→ **Given task**
Transcribe all of the material exactly, except for its pictures.

— BEGIN Given records —

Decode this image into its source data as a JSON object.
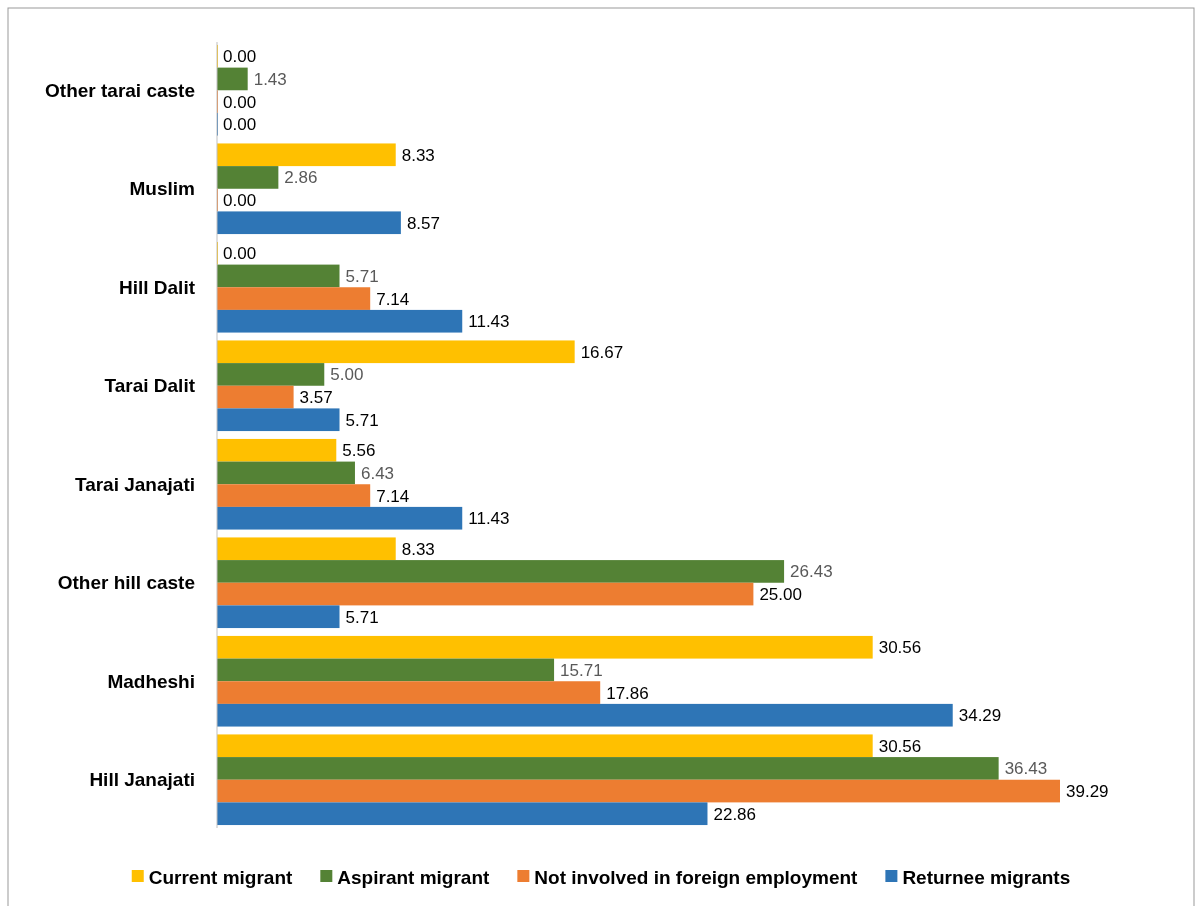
{
  "chart_data": {
    "type": "bar",
    "orientation": "horizontal",
    "categories": [
      "Other tarai caste",
      "Muslim",
      "Hill Dalit",
      "Tarai Dalit",
      "Tarai Janajati",
      "Other hill caste",
      "Madheshi",
      "Hill Janajati"
    ],
    "series": [
      {
        "name": "Current migrant",
        "color": "#ffc000",
        "values": [
          0,
          8.33,
          0,
          16.67,
          5.56,
          8.33,
          30.56,
          30.56
        ],
        "value_labels": [
          "0.00",
          "8.33",
          "0.00",
          "16.67",
          "5.56",
          "8.33",
          "30.56",
          "30.56"
        ]
      },
      {
        "name": "Aspirant migrant",
        "color": "#548235",
        "values": [
          1.43,
          2.86,
          5.71,
          5.0,
          6.43,
          26.43,
          15.71,
          36.43
        ],
        "value_labels": [
          "1.43",
          "2.86",
          "5.71",
          "5.00",
          "6.43",
          "26.43",
          "15.71",
          "36.43"
        ]
      },
      {
        "name": "Not involved in foreign employment",
        "color": "#ed7d31",
        "values": [
          0,
          0,
          7.14,
          3.57,
          7.14,
          25.0,
          17.86,
          39.29
        ],
        "value_labels": [
          "0.00",
          "0.00",
          "7.14",
          "3.57",
          "7.14",
          "25.00",
          "17.86",
          "39.29"
        ]
      },
      {
        "name": "Returnee migrants",
        "color": "#2e75b6",
        "values": [
          0,
          8.57,
          11.43,
          5.71,
          11.43,
          5.71,
          34.29,
          22.86
        ],
        "value_labels": [
          "0.00",
          "8.57",
          "11.43",
          "5.71",
          "11.43",
          "5.71",
          "34.29",
          "22.86"
        ]
      }
    ],
    "tick_labels": "y",
    "legend": "bottom"
  }
}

— END Given records —

→ **Answer to the exercise**
Decode this image into its source data as a JSON object.
{
  "chart_data": {
    "type": "bar",
    "orientation": "horizontal",
    "categories": [
      "Other tarai caste",
      "Muslim",
      "Hill Dalit",
      "Tarai Dalit",
      "Tarai Janajati",
      "Other hill caste",
      "Madheshi",
      "Hill Janajati"
    ],
    "series": [
      {
        "name": "Current migrant",
        "color": "#ffc000",
        "values": [
          0,
          8.33,
          0,
          16.67,
          5.56,
          8.33,
          30.56,
          30.56
        ],
        "value_labels": [
          "0.00",
          "8.33",
          "0.00",
          "16.67",
          "5.56",
          "8.33",
          "30.56",
          "30.56"
        ]
      },
      {
        "name": "Aspirant migrant",
        "color": "#548235",
        "values": [
          1.43,
          2.86,
          5.71,
          5.0,
          6.43,
          26.43,
          15.71,
          36.43
        ],
        "value_labels": [
          "1.43",
          "2.86",
          "5.71",
          "5.00",
          "6.43",
          "26.43",
          "15.71",
          "36.43"
        ]
      },
      {
        "name": "Not involved in foreign employment",
        "color": "#ed7d31",
        "values": [
          0,
          0,
          7.14,
          3.57,
          7.14,
          25.0,
          17.86,
          39.29
        ],
        "value_labels": [
          "0.00",
          "0.00",
          "7.14",
          "3.57",
          "7.14",
          "25.00",
          "17.86",
          "39.29"
        ]
      },
      {
        "name": "Returnee migrants",
        "color": "#2e75b6",
        "values": [
          0,
          8.57,
          11.43,
          5.71,
          11.43,
          5.71,
          34.29,
          22.86
        ],
        "value_labels": [
          "0.00",
          "8.57",
          "11.43",
          "5.71",
          "11.43",
          "5.71",
          "34.29",
          "22.86"
        ]
      }
    ],
    "tick_labels": "y",
    "legend": "bottom"
  }
}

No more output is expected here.